Material for this task:
----------------

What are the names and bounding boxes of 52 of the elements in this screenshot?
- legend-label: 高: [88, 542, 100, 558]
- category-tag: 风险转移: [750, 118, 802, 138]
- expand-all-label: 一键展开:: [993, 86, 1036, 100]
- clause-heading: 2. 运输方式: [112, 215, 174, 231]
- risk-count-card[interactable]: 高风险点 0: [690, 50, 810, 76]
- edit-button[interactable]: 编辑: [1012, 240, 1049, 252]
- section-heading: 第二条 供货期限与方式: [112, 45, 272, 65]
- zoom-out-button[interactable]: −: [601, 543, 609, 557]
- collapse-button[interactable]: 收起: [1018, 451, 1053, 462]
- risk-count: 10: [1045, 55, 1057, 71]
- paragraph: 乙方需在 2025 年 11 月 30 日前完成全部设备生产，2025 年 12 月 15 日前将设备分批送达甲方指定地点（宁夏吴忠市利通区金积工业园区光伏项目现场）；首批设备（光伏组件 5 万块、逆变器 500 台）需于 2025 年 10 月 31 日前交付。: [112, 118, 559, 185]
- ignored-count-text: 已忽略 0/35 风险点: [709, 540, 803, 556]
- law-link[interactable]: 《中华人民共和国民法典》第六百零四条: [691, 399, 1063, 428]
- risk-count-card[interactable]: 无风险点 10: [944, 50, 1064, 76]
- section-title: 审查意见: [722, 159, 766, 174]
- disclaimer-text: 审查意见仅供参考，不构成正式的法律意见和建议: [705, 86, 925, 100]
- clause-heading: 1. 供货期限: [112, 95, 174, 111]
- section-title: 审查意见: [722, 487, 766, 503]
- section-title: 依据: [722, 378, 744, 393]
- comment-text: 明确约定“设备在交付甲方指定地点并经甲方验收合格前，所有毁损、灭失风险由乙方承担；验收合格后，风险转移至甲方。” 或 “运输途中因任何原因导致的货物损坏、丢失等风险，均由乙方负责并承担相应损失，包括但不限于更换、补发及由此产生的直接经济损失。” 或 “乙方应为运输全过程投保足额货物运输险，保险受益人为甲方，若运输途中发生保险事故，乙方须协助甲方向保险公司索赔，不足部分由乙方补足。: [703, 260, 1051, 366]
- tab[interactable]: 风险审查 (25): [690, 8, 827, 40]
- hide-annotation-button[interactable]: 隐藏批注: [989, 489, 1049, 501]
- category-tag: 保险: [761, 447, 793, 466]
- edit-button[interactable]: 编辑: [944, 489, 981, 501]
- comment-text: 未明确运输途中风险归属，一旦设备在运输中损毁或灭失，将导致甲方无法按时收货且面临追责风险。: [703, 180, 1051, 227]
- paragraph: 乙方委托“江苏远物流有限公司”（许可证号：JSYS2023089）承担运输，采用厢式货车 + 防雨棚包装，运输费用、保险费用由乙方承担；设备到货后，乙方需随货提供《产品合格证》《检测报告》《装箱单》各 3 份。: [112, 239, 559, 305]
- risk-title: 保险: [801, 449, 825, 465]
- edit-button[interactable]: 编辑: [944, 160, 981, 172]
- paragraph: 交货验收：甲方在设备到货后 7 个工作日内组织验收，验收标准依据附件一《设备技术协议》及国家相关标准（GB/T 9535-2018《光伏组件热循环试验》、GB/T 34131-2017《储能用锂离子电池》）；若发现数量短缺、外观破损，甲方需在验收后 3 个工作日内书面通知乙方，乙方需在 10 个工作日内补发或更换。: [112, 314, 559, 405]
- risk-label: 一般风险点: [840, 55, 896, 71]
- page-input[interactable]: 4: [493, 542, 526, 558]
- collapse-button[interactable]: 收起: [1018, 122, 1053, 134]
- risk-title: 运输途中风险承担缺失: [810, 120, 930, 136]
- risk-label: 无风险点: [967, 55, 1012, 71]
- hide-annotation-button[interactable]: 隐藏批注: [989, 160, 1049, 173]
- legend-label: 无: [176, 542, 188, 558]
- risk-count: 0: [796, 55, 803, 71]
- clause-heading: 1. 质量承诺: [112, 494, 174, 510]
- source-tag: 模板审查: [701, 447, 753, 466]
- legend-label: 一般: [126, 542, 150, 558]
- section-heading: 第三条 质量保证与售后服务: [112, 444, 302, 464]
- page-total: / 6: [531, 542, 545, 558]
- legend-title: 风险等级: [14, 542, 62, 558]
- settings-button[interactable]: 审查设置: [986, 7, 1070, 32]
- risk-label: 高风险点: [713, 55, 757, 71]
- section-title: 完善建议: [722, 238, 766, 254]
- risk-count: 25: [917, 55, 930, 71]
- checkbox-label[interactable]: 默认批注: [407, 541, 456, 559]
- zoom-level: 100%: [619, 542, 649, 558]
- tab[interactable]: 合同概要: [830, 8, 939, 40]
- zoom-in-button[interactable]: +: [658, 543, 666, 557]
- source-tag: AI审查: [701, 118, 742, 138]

----------------

What to produce:
Turn every line of the records above into a JSON array of strings, one string per line, leaving out blank lines.

Result of this task:
[
  "What are the names and bounding boxes of 52 of the elements in this screenshot?",
  "- legend-label: 高: [88, 542, 100, 558]",
  "- category-tag: 风险转移: [750, 118, 802, 138]",
  "- expand-all-label: 一键展开:: [993, 86, 1036, 100]",
  "- clause-heading: 2. 运输方式: [112, 215, 174, 231]",
  "- risk-count-card[interactable]: 高风险点 0: [690, 50, 810, 76]",
  "- edit-button[interactable]: 编辑: [1012, 240, 1049, 252]",
  "- section-heading: 第二条 供货期限与方式: [112, 45, 272, 65]",
  "- zoom-out-button[interactable]: −: [601, 543, 609, 557]",
  "- collapse-button[interactable]: 收起: [1018, 451, 1053, 462]",
  "- risk-count: 10: [1045, 55, 1057, 71]",
  "- paragraph: 乙方需在 2025 年 11 月 30 日前完成全部设备生产，2025 年 12 月 15 日前将设备分批送达甲方指定地点（宁夏吴忠市利通区金积工业园区光伏项目现场）；首批设备（光伏组件 5 万块、逆变器 500 台）需于 2025 年 10 月 31 日前交付。: [112, 118, 559, 185]",
  "- ignored-count-text: 已忽略 0/35 风险点: [709, 540, 803, 556]",
  "- law-link[interactable]: 《中华人民共和国民法典》第六百零四条: [691, 399, 1063, 428]",
  "- risk-count-card[interactable]: 无风险点 10: [944, 50, 1064, 76]",
  "- section-title: 审查意见: [722, 159, 766, 174]",
  "- disclaimer-text: 审查意见仅供参考，不构成正式的法律意见和建议: [705, 86, 925, 100]",
  "- clause-heading: 1. 供货期限: [112, 95, 174, 111]",
  "- section-title: 审查意见: [722, 487, 766, 503]",
  "- section-title: 依据: [722, 378, 744, 393]",
  "- comment-text: 明确约定“设备在交付甲方指定地点并经甲方验收合格前，所有毁损、灭失风险由乙方承担；验收合格后，风险转移至甲方。” 或 “运输途中因任何原因导致的货物损坏、丢失等风险，均由乙方负责并承担相应损失，包括但不限于更换、补发及由此产生的直接经济损失。” 或 “乙方应为运输全过程投保足额货物运输险，保险受益人为甲方，若运输途中发生保险事故，乙方须协助甲方向保险公司索赔，不足部分由乙方补足。: [703, 260, 1051, 366]",
  "- tab[interactable]: 风险审查 (25): [690, 8, 827, 40]",
  "- hide-annotation-button[interactable]: 隐藏批注: [989, 489, 1049, 501]",
  "- category-tag: 保险: [761, 447, 793, 466]",
  "- edit-button[interactable]: 编辑: [944, 489, 981, 501]",
  "- comment-text: 未明确运输途中风险归属，一旦设备在运输中损毁或灭失，将导致甲方无法按时收货且面临追责风险。: [703, 180, 1051, 227]",
  "- paragraph: 乙方委托“江苏远物流有限公司”（许可证号：JSYS2023089）承担运输，采用厢式货车 + 防雨棚包装，运输费用、保险费用由乙方承担；设备到货后，乙方需随货提供《产品合格证》《检测报告》《装箱单》各 3 份。: [112, 239, 559, 305]",
  "- risk-title: 保险: [801, 449, 825, 465]",
  "- edit-button[interactable]: 编辑: [944, 160, 981, 172]",
  "- paragraph: 交货验收：甲方在设备到货后 7 个工作日内组织验收，验收标准依据附件一《设备技术协议》及国家相关标准（GB/T 9535-2018《光伏组件热循环试验》、GB/T 34131-2017《储能用锂离子电池》）；若发现数量短缺、外观破损，甲方需在验收后 3 个工作日内书面通知乙方，乙方需在 10 个工作日内补发或更换。: [112, 314, 559, 405]",
  "- risk-label: 一般风险点: [840, 55, 896, 71]",
  "- page-input[interactable]: 4: [493, 542, 526, 558]",
  "- collapse-button[interactable]: 收起: [1018, 122, 1053, 134]",
  "- risk-title: 运输途中风险承担缺失: [810, 120, 930, 136]",
  "- risk-label: 无风险点: [967, 55, 1012, 71]",
  "- hide-annotation-button[interactable]: 隐藏批注: [989, 160, 1049, 173]",
  "- legend-label: 无: [176, 542, 188, 558]",
  "- risk-count: 0: [796, 55, 803, 71]",
  "- clause-heading: 1. 质量承诺: [112, 494, 174, 510]",
  "- source-tag: 模板审查: [701, 447, 753, 466]",
  "- legend-label: 一般: [126, 542, 150, 558]",
  "- section-heading: 第三条 质量保证与售后服务: [112, 444, 302, 464]",
  "- page-total: / 6: [531, 542, 545, 558]",
  "- legend-title: 风险等级: [14, 542, 62, 558]",
  "- settings-button[interactable]: 审查设置: [986, 7, 1070, 32]",
  "- risk-label: 高风险点: [713, 55, 757, 71]",
  "- section-title: 完善建议: [722, 238, 766, 254]",
  "- risk-count: 25: [917, 55, 930, 71]",
  "- checkbox-label[interactable]: 默认批注: [407, 541, 456, 559]",
  "- zoom-level: 100%: [619, 542, 649, 558]",
  "- tab[interactable]: 合同概要: [830, 8, 939, 40]",
  "- zoom-in-button[interactable]: +: [658, 543, 666, 557]",
  "- source-tag: AI审查: [701, 118, 742, 138]"
]